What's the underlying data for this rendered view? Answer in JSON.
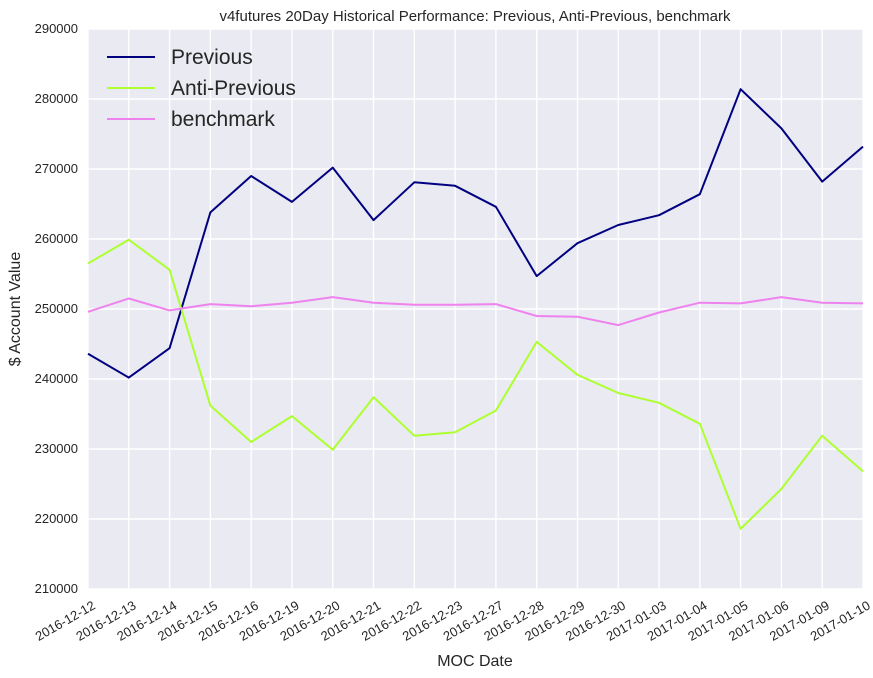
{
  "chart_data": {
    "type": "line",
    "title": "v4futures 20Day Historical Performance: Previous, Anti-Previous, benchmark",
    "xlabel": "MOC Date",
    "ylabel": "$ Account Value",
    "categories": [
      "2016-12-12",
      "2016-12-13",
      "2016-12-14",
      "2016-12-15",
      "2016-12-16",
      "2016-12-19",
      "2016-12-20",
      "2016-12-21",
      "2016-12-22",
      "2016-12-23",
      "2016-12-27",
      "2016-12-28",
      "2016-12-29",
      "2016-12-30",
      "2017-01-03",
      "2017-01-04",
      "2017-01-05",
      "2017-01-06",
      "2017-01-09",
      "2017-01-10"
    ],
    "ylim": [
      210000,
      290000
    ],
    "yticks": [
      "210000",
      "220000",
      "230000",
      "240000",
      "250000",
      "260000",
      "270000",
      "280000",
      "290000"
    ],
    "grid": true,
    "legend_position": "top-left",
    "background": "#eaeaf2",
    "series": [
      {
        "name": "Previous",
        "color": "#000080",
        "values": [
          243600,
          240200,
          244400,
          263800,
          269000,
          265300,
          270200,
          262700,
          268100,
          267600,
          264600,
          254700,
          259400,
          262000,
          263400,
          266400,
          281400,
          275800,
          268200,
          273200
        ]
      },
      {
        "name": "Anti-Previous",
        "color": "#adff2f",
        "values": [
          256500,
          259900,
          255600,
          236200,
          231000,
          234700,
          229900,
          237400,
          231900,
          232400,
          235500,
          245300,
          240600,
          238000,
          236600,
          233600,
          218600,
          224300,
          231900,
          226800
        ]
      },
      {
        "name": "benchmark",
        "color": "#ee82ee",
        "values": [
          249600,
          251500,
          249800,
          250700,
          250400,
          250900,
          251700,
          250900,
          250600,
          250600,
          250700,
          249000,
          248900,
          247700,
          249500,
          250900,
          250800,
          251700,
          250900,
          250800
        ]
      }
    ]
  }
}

**Task objective**
Using the records above, output their complete text exactly, minus any images.

**Result of the exercise**
What's the underlying data for this rendered view? Answer in JSON.
{
  "chart_data": {
    "type": "line",
    "title": "v4futures 20Day Historical Performance: Previous, Anti-Previous, benchmark",
    "xlabel": "MOC Date",
    "ylabel": "$ Account Value",
    "categories": [
      "2016-12-12",
      "2016-12-13",
      "2016-12-14",
      "2016-12-15",
      "2016-12-16",
      "2016-12-19",
      "2016-12-20",
      "2016-12-21",
      "2016-12-22",
      "2016-12-23",
      "2016-12-27",
      "2016-12-28",
      "2016-12-29",
      "2016-12-30",
      "2017-01-03",
      "2017-01-04",
      "2017-01-05",
      "2017-01-06",
      "2017-01-09",
      "2017-01-10"
    ],
    "ylim": [
      210000,
      290000
    ],
    "yticks": [
      "210000",
      "220000",
      "230000",
      "240000",
      "250000",
      "260000",
      "270000",
      "280000",
      "290000"
    ],
    "grid": true,
    "legend_position": "top-left",
    "background": "#eaeaf2",
    "series": [
      {
        "name": "Previous",
        "color": "#000080",
        "values": [
          243600,
          240200,
          244400,
          263800,
          269000,
          265300,
          270200,
          262700,
          268100,
          267600,
          264600,
          254700,
          259400,
          262000,
          263400,
          266400,
          281400,
          275800,
          268200,
          273200
        ]
      },
      {
        "name": "Anti-Previous",
        "color": "#adff2f",
        "values": [
          256500,
          259900,
          255600,
          236200,
          231000,
          234700,
          229900,
          237400,
          231900,
          232400,
          235500,
          245300,
          240600,
          238000,
          236600,
          233600,
          218600,
          224300,
          231900,
          226800
        ]
      },
      {
        "name": "benchmark",
        "color": "#ee82ee",
        "values": [
          249600,
          251500,
          249800,
          250700,
          250400,
          250900,
          251700,
          250900,
          250600,
          250600,
          250700,
          249000,
          248900,
          247700,
          249500,
          250900,
          250800,
          251700,
          250900,
          250800
        ]
      }
    ]
  }
}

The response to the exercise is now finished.